● **Task brief**
Exactly reproduce all the records, keeping pictures out of the copy.

● **Records supplied**
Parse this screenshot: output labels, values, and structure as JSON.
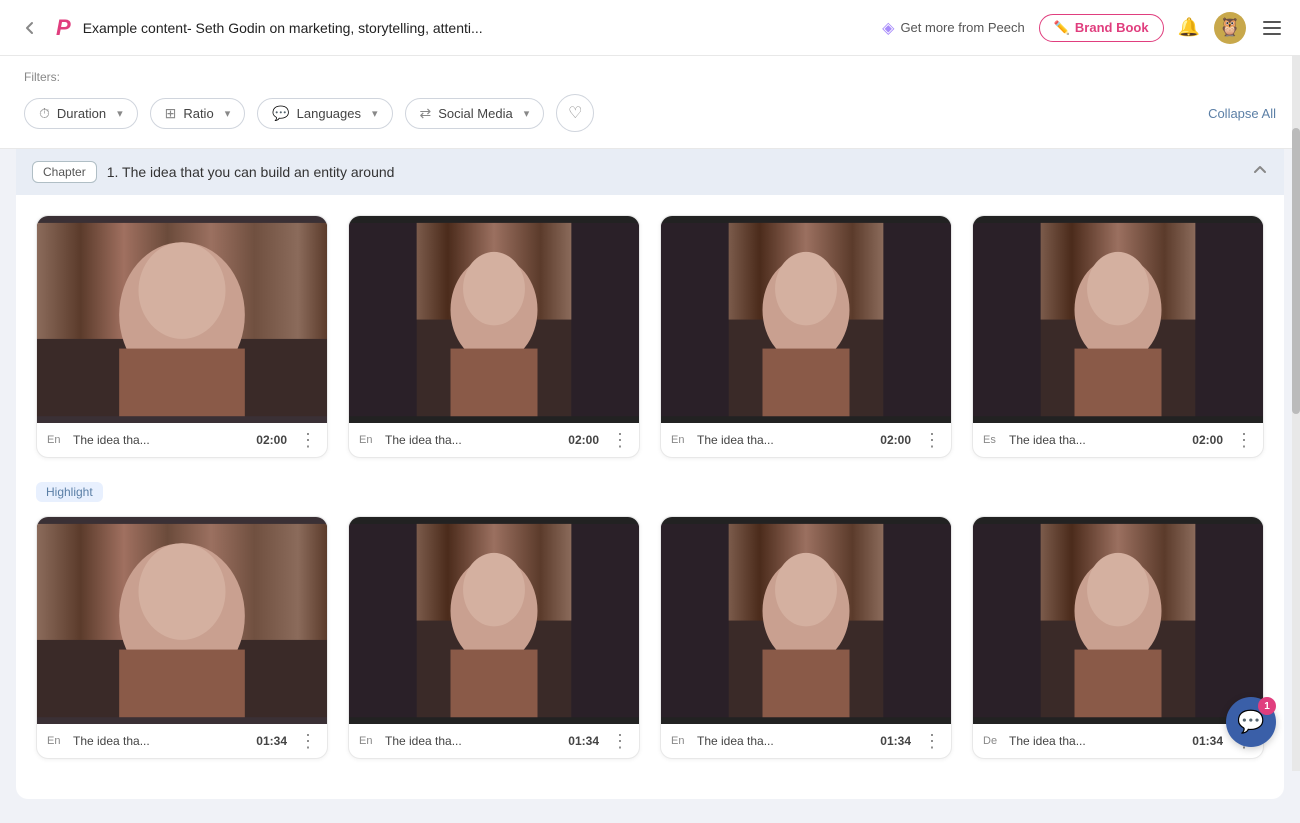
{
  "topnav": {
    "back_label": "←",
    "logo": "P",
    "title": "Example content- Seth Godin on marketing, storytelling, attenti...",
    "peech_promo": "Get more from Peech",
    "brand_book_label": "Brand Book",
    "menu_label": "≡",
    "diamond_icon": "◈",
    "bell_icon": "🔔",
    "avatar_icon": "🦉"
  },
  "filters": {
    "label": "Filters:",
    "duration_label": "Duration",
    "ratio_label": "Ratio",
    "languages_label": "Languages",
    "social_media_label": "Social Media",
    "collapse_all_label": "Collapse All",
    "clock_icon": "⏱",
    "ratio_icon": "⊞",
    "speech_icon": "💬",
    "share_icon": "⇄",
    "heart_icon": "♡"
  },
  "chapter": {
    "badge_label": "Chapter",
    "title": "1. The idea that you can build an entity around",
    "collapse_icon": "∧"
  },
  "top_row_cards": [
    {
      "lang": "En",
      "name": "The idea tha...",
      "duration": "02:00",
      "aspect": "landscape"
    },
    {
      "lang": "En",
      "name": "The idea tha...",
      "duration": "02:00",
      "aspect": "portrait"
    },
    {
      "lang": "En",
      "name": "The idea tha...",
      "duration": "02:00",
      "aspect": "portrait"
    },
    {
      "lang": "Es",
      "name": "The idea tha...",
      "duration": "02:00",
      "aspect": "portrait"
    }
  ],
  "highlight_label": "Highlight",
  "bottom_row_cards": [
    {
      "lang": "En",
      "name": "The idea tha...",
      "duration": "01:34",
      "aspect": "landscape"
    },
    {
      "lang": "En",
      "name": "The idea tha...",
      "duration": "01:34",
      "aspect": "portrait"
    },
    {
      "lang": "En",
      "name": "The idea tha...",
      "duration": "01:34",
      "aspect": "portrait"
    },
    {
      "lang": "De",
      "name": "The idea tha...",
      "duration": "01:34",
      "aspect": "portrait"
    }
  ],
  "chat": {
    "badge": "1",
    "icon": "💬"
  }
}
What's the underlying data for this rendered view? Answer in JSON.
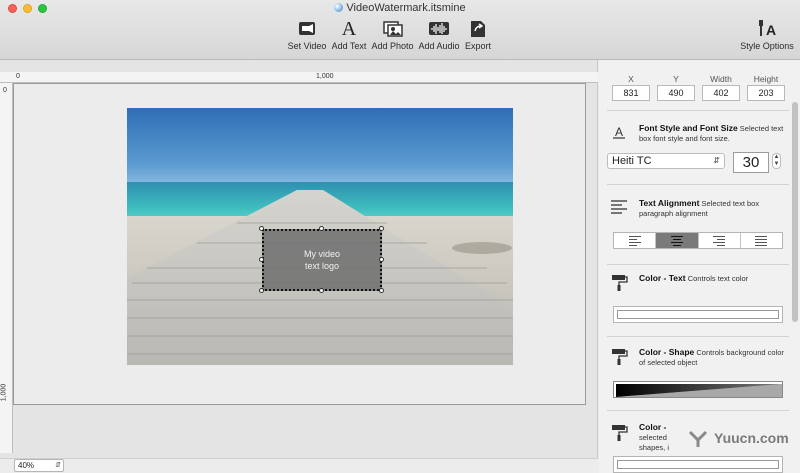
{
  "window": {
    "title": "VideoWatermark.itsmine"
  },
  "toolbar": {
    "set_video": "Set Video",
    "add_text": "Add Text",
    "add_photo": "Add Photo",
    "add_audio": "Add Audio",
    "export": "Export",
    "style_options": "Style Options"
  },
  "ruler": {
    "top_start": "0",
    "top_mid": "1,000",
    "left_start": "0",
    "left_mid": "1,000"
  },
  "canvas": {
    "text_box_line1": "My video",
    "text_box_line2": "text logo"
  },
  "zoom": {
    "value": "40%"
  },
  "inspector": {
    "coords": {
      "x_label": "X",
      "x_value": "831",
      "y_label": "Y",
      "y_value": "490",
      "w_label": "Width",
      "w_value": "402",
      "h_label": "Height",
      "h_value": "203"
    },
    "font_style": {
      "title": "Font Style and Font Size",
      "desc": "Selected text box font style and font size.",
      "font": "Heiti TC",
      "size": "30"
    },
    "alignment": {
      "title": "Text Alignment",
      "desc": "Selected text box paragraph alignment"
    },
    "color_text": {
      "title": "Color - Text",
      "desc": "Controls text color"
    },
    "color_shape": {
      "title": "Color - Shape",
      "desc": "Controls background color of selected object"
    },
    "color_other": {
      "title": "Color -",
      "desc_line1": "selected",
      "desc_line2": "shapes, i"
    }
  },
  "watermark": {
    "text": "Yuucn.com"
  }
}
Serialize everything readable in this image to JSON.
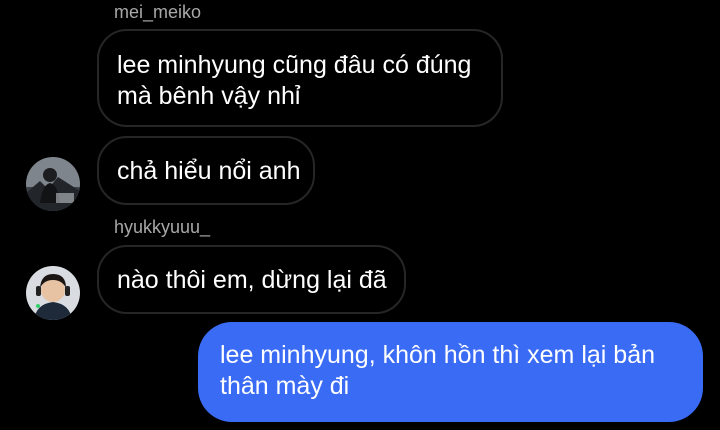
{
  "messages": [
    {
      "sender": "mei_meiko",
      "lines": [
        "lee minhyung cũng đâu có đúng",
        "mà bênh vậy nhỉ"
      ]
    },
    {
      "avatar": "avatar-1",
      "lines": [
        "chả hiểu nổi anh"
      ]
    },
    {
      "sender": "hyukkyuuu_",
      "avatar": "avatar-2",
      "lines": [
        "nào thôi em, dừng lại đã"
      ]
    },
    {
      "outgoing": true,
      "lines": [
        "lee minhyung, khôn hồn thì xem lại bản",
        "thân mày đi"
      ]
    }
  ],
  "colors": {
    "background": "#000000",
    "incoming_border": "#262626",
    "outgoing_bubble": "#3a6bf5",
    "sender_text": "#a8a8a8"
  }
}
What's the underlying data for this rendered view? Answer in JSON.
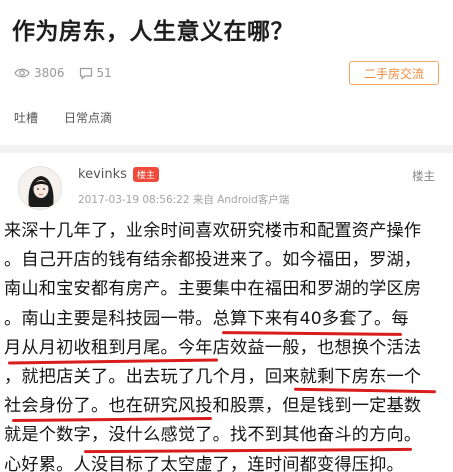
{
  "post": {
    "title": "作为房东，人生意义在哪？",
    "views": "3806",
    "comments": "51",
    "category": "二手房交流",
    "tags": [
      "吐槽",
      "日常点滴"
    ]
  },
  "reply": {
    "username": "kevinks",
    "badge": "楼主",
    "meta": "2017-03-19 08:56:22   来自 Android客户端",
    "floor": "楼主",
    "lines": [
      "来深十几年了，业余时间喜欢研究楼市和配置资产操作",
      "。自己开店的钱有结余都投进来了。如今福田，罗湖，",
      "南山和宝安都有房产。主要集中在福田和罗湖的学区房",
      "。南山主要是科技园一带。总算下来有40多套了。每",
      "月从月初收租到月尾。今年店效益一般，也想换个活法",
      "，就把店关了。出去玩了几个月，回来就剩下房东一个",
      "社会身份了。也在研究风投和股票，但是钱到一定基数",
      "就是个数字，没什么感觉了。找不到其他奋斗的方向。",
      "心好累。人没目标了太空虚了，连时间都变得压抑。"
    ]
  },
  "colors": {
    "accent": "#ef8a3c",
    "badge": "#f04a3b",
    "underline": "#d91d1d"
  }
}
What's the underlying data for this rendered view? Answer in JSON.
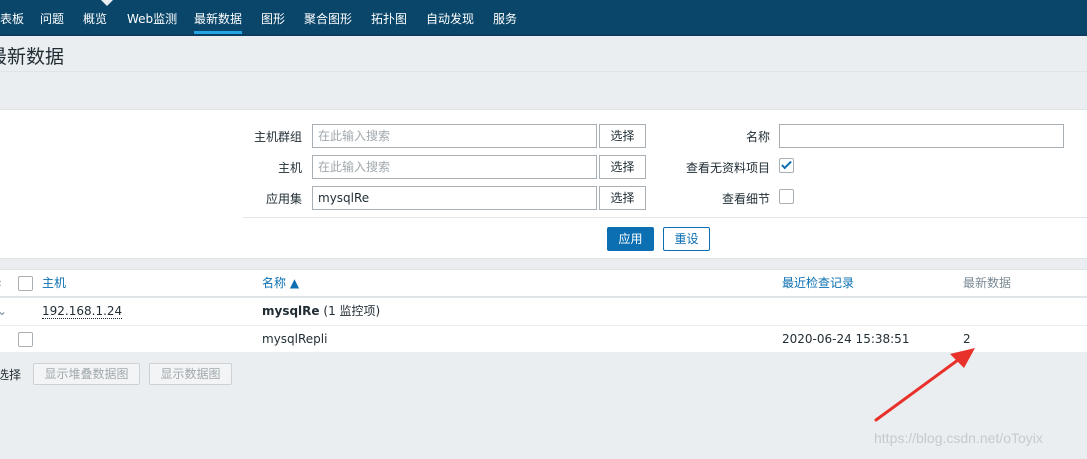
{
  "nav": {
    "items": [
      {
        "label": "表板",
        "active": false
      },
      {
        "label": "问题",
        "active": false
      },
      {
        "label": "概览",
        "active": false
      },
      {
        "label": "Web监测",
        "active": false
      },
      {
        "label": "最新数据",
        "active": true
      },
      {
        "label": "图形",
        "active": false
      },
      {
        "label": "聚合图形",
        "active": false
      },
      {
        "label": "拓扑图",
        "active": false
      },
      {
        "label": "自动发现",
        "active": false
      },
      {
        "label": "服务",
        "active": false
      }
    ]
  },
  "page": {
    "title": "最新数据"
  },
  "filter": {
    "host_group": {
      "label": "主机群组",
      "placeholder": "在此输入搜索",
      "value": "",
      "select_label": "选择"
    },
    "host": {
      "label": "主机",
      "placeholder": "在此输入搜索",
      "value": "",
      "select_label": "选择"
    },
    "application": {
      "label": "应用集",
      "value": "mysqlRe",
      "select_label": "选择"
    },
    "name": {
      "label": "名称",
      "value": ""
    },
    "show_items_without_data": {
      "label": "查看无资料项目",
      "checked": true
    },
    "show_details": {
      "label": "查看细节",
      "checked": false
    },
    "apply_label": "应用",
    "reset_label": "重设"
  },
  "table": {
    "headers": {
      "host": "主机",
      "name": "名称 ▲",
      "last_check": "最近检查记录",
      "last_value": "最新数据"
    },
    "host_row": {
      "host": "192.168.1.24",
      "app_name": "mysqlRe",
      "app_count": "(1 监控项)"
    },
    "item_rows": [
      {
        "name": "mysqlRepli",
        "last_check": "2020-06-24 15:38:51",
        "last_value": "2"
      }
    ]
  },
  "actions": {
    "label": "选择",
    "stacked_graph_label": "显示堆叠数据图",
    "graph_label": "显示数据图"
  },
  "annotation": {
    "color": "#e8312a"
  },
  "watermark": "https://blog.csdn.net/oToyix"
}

● **Written solution**
Parse this screenshot: output labels, values, and structure as JSON.
{
  "topnav": {
    "back_label": "←",
    "logo": "P",
    "title": "Example content- Seth Godin on marketing, storytelling, attenti...",
    "peech_promo": "Get more from Peech",
    "brand_book_label": "Brand Book",
    "menu_label": "≡",
    "diamond_icon": "◈",
    "bell_icon": "🔔",
    "avatar_icon": "🦉"
  },
  "filters": {
    "label": "Filters:",
    "duration_label": "Duration",
    "ratio_label": "Ratio",
    "languages_label": "Languages",
    "social_media_label": "Social Media",
    "collapse_all_label": "Collapse All",
    "clock_icon": "⏱",
    "ratio_icon": "⊞",
    "speech_icon": "💬",
    "share_icon": "⇄",
    "heart_icon": "♡"
  },
  "chapter": {
    "badge_label": "Chapter",
    "title": "1. The idea that you can build an entity around",
    "collapse_icon": "∧"
  },
  "top_row_cards": [
    {
      "lang": "En",
      "name": "The idea tha...",
      "duration": "02:00",
      "aspect": "landscape"
    },
    {
      "lang": "En",
      "name": "The idea tha...",
      "duration": "02:00",
      "aspect": "portrait"
    },
    {
      "lang": "En",
      "name": "The idea tha...",
      "duration": "02:00",
      "aspect": "portrait"
    },
    {
      "lang": "Es",
      "name": "The idea tha...",
      "duration": "02:00",
      "aspect": "portrait"
    }
  ],
  "highlight_label": "Highlight",
  "bottom_row_cards": [
    {
      "lang": "En",
      "name": "The idea tha...",
      "duration": "01:34",
      "aspect": "landscape"
    },
    {
      "lang": "En",
      "name": "The idea tha...",
      "duration": "01:34",
      "aspect": "portrait"
    },
    {
      "lang": "En",
      "name": "The idea tha...",
      "duration": "01:34",
      "aspect": "portrait"
    },
    {
      "lang": "De",
      "name": "The idea tha...",
      "duration": "01:34",
      "aspect": "portrait"
    }
  ],
  "chat": {
    "badge": "1",
    "icon": "💬"
  }
}
What's the underlying data for this rendered view? Answer in JSON.
{
  "window": {
    "title": "VideoWatermark.itsmine"
  },
  "toolbar": {
    "set_video": "Set Video",
    "add_text": "Add Text",
    "add_photo": "Add Photo",
    "add_audio": "Add Audio",
    "export": "Export",
    "style_options": "Style Options"
  },
  "ruler": {
    "top_start": "0",
    "top_mid": "1,000",
    "left_start": "0",
    "left_mid": "1,000"
  },
  "canvas": {
    "text_box_line1": "My video",
    "text_box_line2": "text logo"
  },
  "zoom": {
    "value": "40%"
  },
  "inspector": {
    "coords": {
      "x_label": "X",
      "x_value": "831",
      "y_label": "Y",
      "y_value": "490",
      "w_label": "Width",
      "w_value": "402",
      "h_label": "Height",
      "h_value": "203"
    },
    "font_style": {
      "title": "Font Style and Font Size",
      "desc": "Selected text box font style and font size.",
      "font": "Heiti TC",
      "size": "30"
    },
    "alignment": {
      "title": "Text Alignment",
      "desc": "Selected text box paragraph alignment"
    },
    "color_text": {
      "title": "Color - Text",
      "desc": "Controls text color"
    },
    "color_shape": {
      "title": "Color - Shape",
      "desc": "Controls background color of selected object"
    },
    "color_other": {
      "title": "Color -",
      "desc_line1": "selected",
      "desc_line2": "shapes, i"
    }
  },
  "watermark": {
    "text": "Yuucn.com"
  }
}
Serialize everything readable in this image to JSON.
{
  "messages": [
    {
      "sender": "mei_meiko",
      "lines": [
        "lee minhyung cũng đâu có đúng",
        "mà bênh vậy nhỉ"
      ]
    },
    {
      "avatar": "avatar-1",
      "lines": [
        "chả hiểu nổi anh"
      ]
    },
    {
      "sender": "hyukkyuuu_",
      "avatar": "avatar-2",
      "lines": [
        "nào thôi em, dừng lại đã"
      ]
    },
    {
      "outgoing": true,
      "lines": [
        "lee minhyung, khôn hồn thì xem lại bản",
        "thân mày đi"
      ]
    }
  ],
  "colors": {
    "background": "#000000",
    "incoming_border": "#262626",
    "outgoing_bubble": "#3a6bf5",
    "sender_text": "#a8a8a8"
  }
}
What's the underlying data for this rendered view? Answer in JSON.
{
  "post": {
    "title": "作为房东，人生意义在哪？",
    "views": "3806",
    "comments": "51",
    "category": "二手房交流",
    "tags": [
      "吐槽",
      "日常点滴"
    ]
  },
  "reply": {
    "username": "kevinks",
    "badge": "楼主",
    "meta": "2017-03-19 08:56:22   来自 Android客户端",
    "floor": "楼主",
    "lines": [
      "来深十几年了，业余时间喜欢研究楼市和配置资产操作",
      "。自己开店的钱有结余都投进来了。如今福田，罗湖，",
      "南山和宝安都有房产。主要集中在福田和罗湖的学区房",
      "。南山主要是科技园一带。总算下来有40多套了。每",
      "月从月初收租到月尾。今年店效益一般，也想换个活法",
      "，就把店关了。出去玩了几个月，回来就剩下房东一个",
      "社会身份了。也在研究风投和股票，但是钱到一定基数",
      "就是个数字，没什么感觉了。找不到其他奋斗的方向。",
      "心好累。人没目标了太空虚了，连时间都变得压抑。"
    ]
  },
  "colors": {
    "accent": "#ef8a3c",
    "badge": "#f04a3b",
    "underline": "#d91d1d"
  }
}
What's the underlying data for this rendered view? Answer in JSON.
{
  "nav": {
    "items": [
      {
        "label": "表板",
        "active": false
      },
      {
        "label": "问题",
        "active": false
      },
      {
        "label": "概览",
        "active": false
      },
      {
        "label": "Web监测",
        "active": false
      },
      {
        "label": "最新数据",
        "active": true
      },
      {
        "label": "图形",
        "active": false
      },
      {
        "label": "聚合图形",
        "active": false
      },
      {
        "label": "拓扑图",
        "active": false
      },
      {
        "label": "自动发现",
        "active": false
      },
      {
        "label": "服务",
        "active": false
      }
    ]
  },
  "page": {
    "title": "最新数据"
  },
  "filter": {
    "host_group": {
      "label": "主机群组",
      "placeholder": "在此输入搜索",
      "value": "",
      "select_label": "选择"
    },
    "host": {
      "label": "主机",
      "placeholder": "在此输入搜索",
      "value": "",
      "select_label": "选择"
    },
    "application": {
      "label": "应用集",
      "value": "mysqlRe",
      "select_label": "选择"
    },
    "name": {
      "label": "名称",
      "value": ""
    },
    "show_items_without_data": {
      "label": "查看无资料项目",
      "checked": true
    },
    "show_details": {
      "label": "查看细节",
      "checked": false
    },
    "apply_label": "应用",
    "reset_label": "重设"
  },
  "table": {
    "headers": {
      "host": "主机",
      "name": "名称 ▲",
      "last_check": "最近检查记录",
      "last_value": "最新数据"
    },
    "host_row": {
      "host": "192.168.1.24",
      "app_name": "mysqlRe",
      "app_count": "(1 监控项)"
    },
    "item_rows": [
      {
        "name": "mysqlRepli",
        "last_check": "2020-06-24 15:38:51",
        "last_value": "2"
      }
    ]
  },
  "actions": {
    "label": "选择",
    "stacked_graph_label": "显示堆叠数据图",
    "graph_label": "显示数据图"
  },
  "annotation": {
    "color": "#e8312a"
  },
  "watermark": "https://blog.csdn.net/oToyix"
}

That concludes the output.